#### Short task
Output every record word for word.

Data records
========
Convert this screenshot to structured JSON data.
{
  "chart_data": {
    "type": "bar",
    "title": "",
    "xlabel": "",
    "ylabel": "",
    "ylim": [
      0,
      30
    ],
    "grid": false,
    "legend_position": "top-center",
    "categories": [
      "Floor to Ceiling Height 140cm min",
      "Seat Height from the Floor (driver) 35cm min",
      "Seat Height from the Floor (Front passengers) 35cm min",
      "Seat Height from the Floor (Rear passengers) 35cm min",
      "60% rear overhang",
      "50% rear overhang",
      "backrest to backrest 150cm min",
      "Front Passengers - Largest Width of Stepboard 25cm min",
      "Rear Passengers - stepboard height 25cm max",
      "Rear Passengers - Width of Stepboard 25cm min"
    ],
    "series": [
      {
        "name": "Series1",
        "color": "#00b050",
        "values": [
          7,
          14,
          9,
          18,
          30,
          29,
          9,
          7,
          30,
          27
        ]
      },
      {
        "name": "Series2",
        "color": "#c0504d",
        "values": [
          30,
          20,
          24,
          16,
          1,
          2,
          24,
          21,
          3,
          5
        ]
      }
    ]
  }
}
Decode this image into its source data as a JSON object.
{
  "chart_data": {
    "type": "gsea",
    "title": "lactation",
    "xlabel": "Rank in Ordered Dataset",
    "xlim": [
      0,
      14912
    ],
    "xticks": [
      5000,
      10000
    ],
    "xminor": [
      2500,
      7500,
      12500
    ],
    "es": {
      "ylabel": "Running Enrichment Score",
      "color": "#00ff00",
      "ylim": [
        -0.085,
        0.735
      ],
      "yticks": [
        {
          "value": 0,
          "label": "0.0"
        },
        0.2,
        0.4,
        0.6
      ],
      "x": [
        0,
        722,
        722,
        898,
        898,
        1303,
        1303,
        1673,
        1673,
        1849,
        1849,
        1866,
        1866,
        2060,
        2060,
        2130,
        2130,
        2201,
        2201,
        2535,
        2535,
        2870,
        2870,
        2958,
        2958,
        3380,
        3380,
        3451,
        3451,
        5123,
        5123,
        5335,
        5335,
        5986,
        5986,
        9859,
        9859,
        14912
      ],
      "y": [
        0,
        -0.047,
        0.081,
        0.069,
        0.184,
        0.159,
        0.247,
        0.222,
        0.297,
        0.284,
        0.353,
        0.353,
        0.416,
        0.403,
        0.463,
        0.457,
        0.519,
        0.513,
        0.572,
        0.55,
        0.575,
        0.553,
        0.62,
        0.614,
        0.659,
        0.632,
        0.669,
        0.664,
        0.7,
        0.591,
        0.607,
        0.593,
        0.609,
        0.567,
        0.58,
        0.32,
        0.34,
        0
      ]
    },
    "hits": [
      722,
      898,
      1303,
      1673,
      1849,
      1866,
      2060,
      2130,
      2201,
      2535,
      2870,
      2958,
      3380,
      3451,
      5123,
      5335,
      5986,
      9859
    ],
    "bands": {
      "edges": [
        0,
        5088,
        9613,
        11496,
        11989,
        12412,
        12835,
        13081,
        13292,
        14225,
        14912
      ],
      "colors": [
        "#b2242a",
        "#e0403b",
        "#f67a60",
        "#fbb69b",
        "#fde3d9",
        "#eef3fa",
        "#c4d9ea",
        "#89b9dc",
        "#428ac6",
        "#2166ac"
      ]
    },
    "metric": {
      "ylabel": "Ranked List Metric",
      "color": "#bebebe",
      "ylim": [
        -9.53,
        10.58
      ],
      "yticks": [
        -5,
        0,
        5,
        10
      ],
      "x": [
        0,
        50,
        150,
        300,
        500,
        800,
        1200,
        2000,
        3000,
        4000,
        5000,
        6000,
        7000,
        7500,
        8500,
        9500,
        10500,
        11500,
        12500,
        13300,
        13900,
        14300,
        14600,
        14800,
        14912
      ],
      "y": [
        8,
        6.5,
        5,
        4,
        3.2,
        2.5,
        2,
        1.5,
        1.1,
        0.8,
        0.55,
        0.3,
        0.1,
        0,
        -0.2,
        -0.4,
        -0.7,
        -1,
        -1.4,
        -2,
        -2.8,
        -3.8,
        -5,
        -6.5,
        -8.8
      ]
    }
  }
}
========
#### Solved exercise
Convert this screenshot to structured JSON data.
{
  "chart_data": {
    "type": "bar",
    "title": "",
    "xlabel": "",
    "ylabel": "",
    "ylim": [
      0,
      30
    ],
    "grid": false,
    "legend_position": "top-center",
    "categories": [
      "Floor to Ceiling Height 140cm min",
      "Seat Height from the Floor (driver) 35cm min",
      "Seat Height from the Floor (Front passengers) 35cm min",
      "Seat Height from the Floor (Rear passengers) 35cm min",
      "60% rear overhang",
      "50% rear overhang",
      "backrest to backrest 150cm min",
      "Front Passengers - Largest Width of Stepboard 25cm min",
      "Rear Passengers - stepboard height 25cm max",
      "Rear Passengers - Width of Stepboard 25cm min"
    ],
    "series": [
      {
        "name": "Series1",
        "color": "#00b050",
        "values": [
          7,
          14,
          9,
          18,
          30,
          29,
          9,
          7,
          30,
          27
        ]
      },
      {
        "name": "Series2",
        "color": "#c0504d",
        "values": [
          30,
          20,
          24,
          16,
          1,
          2,
          24,
          21,
          3,
          5
        ]
      }
    ]
  }
}
Decode this image into its source data as a JSON object.
{
  "chart_data": {
    "type": "gsea",
    "title": "lactation",
    "xlabel": "Rank in Ordered Dataset",
    "xlim": [
      0,
      14912
    ],
    "xticks": [
      5000,
      10000
    ],
    "xminor": [
      2500,
      7500,
      12500
    ],
    "es": {
      "ylabel": "Running Enrichment Score",
      "color": "#00ff00",
      "ylim": [
        -0.085,
        0.735
      ],
      "yticks": [
        {
          "value": 0,
          "label": "0.0"
        },
        0.2,
        0.4,
        0.6
      ],
      "x": [
        0,
        722,
        722,
        898,
        898,
        1303,
        1303,
        1673,
        1673,
        1849,
        1849,
        1866,
        1866,
        2060,
        2060,
        2130,
        2130,
        2201,
        2201,
        2535,
        2535,
        2870,
        2870,
        2958,
        2958,
        3380,
        3380,
        3451,
        3451,
        5123,
        5123,
        5335,
        5335,
        5986,
        5986,
        9859,
        9859,
        14912
      ],
      "y": [
        0,
        -0.047,
        0.081,
        0.069,
        0.184,
        0.159,
        0.247,
        0.222,
        0.297,
        0.284,
        0.353,
        0.353,
        0.416,
        0.403,
        0.463,
        0.457,
        0.519,
        0.513,
        0.572,
        0.55,
        0.575,
        0.553,
        0.62,
        0.614,
        0.659,
        0.632,
        0.669,
        0.664,
        0.7,
        0.591,
        0.607,
        0.593,
        0.609,
        0.567,
        0.58,
        0.32,
        0.34,
        0
      ]
    },
    "hits": [
      722,
      898,
      1303,
      1673,
      1849,
      1866,
      2060,
      2130,
      2201,
      2535,
      2870,
      2958,
      3380,
      3451,
      5123,
      5335,
      5986,
      9859
    ],
    "bands": {
      "edges": [
        0,
        5088,
        9613,
        11496,
        11989,
        12412,
        12835,
        13081,
        13292,
        14225,
        14912
      ],
      "colors": [
        "#b2242a",
        "#e0403b",
        "#f67a60",
        "#fbb69b",
        "#fde3d9",
        "#eef3fa",
        "#c4d9ea",
        "#89b9dc",
        "#428ac6",
        "#2166ac"
      ]
    },
    "metric": {
      "ylabel": "Ranked List Metric",
      "color": "#bebebe",
      "ylim": [
        -9.53,
        10.58
      ],
      "yticks": [
        -5,
        0,
        5,
        10
      ],
      "x": [
        0,
        50,
        150,
        300,
        500,
        800,
        1200,
        2000,
        3000,
        4000,
        5000,
        6000,
        7000,
        7500,
        8500,
        9500,
        10500,
        11500,
        12500,
        13300,
        13900,
        14300,
        14600,
        14800,
        14912
      ],
      "y": [
        8,
        6.5,
        5,
        4,
        3.2,
        2.5,
        2,
        1.5,
        1.1,
        0.8,
        0.55,
        0.3,
        0.1,
        0,
        -0.2,
        -0.4,
        -0.7,
        -1,
        -1.4,
        -2,
        -2.8,
        -3.8,
        -5,
        -6.5,
        -8.8
      ]
    }
  }
}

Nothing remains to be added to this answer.